start
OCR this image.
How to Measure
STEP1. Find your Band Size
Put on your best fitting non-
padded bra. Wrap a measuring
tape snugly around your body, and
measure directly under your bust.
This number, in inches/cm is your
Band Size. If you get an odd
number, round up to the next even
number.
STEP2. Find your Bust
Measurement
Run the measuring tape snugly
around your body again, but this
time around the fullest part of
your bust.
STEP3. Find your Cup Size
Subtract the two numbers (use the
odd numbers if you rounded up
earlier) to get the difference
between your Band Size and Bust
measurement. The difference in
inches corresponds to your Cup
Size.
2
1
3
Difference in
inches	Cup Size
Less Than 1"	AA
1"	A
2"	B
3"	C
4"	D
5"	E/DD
end
• TASK STATEMENT: Print the complete listing again, exactly as it stands.

• EXERCISE RESULT:
OCR this image.
How to Measure
STEP1. Find your Band Size
Put on your best fitting non-
padded bra. Wrap a measuring
tape snugly around your body, and
measure directly under your bust.
This number, in inches/cm is your
Band Size. If you get an odd
number, round up to the next even
number.
STEP2. Find your Bust
Measurement
Run the measuring tape snugly
around your body again, but this
time around the fullest part of
your bust.
STEP3. Find your Cup Size
Subtract the two numbers (use the
odd numbers if you rounded up
earlier) to get the difference
between your Band Size and Bust
measurement. The difference in
inches corresponds to your Cup
Size.
2
1
3
Difference in
inches	Cup Size
Less Than 1"	AA
1"	A
2"	B
3"	C
4"	D
5"	E/DD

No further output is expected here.